Saved entries:
# # # # #

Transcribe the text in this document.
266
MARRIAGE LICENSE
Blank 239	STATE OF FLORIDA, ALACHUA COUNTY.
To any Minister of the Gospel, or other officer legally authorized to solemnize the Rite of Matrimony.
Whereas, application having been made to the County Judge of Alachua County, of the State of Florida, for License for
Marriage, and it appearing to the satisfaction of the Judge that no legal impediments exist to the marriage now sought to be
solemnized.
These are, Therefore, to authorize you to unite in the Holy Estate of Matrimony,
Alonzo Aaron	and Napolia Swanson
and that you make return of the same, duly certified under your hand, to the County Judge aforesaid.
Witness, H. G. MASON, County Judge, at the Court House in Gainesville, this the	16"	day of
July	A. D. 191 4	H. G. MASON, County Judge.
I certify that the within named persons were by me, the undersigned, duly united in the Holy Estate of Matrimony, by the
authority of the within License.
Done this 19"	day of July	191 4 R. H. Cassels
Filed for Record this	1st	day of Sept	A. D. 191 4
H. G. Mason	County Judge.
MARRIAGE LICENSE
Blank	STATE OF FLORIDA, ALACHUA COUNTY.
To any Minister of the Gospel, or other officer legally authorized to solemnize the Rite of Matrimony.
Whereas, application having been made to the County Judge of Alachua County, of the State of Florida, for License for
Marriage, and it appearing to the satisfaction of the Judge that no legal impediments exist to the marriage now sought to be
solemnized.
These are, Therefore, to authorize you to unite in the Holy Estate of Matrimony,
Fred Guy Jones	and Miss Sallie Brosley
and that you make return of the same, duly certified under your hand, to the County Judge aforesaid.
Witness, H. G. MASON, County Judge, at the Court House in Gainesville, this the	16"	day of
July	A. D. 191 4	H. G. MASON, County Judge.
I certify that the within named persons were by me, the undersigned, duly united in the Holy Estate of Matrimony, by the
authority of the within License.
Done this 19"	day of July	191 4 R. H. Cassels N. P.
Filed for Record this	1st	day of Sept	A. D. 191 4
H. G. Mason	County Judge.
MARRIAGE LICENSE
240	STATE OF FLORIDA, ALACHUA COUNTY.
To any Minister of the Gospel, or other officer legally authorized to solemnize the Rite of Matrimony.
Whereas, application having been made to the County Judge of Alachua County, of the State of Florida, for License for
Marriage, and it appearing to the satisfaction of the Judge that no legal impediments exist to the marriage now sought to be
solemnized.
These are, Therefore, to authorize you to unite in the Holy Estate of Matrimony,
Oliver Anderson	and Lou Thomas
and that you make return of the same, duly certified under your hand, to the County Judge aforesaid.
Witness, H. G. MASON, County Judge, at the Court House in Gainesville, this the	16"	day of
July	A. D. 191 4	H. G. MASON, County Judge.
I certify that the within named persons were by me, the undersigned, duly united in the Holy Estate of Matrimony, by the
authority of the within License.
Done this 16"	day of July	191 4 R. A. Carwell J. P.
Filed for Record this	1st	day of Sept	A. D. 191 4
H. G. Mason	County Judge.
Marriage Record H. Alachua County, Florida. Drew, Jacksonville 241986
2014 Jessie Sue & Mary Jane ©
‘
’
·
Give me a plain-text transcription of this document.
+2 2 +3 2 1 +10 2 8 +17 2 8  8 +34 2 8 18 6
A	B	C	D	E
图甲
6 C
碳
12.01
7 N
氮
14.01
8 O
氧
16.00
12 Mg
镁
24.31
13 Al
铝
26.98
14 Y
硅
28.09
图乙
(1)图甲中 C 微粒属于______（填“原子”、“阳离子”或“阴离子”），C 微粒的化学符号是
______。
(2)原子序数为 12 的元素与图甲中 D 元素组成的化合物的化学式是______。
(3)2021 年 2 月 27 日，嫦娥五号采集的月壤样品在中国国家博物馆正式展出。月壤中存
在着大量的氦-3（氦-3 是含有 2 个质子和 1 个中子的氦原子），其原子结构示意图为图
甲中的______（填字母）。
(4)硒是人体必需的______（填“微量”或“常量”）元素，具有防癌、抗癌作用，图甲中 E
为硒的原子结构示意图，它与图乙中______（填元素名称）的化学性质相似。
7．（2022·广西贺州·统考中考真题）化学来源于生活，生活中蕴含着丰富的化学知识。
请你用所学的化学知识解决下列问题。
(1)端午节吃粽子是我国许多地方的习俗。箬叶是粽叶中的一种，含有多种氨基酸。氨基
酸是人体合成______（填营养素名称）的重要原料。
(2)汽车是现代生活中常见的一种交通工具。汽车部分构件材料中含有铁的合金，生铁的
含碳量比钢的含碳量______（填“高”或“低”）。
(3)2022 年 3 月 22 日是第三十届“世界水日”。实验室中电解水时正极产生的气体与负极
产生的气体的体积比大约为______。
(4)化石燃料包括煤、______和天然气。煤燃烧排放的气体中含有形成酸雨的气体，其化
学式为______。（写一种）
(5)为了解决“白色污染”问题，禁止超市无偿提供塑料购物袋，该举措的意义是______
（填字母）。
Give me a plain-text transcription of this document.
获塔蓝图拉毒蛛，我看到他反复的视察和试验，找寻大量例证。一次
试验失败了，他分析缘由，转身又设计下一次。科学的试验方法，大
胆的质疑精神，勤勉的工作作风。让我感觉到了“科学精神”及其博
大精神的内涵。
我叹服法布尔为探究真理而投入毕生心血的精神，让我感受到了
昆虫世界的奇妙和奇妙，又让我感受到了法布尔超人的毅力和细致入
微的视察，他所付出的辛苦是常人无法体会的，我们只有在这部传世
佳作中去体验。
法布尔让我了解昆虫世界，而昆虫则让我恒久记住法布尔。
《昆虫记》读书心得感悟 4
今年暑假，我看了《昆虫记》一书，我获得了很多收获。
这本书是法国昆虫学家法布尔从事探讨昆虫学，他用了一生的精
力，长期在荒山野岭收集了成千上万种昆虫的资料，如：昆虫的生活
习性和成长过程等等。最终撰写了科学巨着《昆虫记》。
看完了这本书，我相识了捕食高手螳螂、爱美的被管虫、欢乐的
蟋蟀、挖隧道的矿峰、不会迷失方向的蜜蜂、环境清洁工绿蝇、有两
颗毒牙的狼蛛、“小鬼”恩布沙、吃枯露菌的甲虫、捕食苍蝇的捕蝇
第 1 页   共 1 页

# # # # #

PROBLEM STATEMENT:
Your answer should be a single number: the count of lines in the entries that contain the word "Blank".

ANSWER TO THE EXERCISE:
2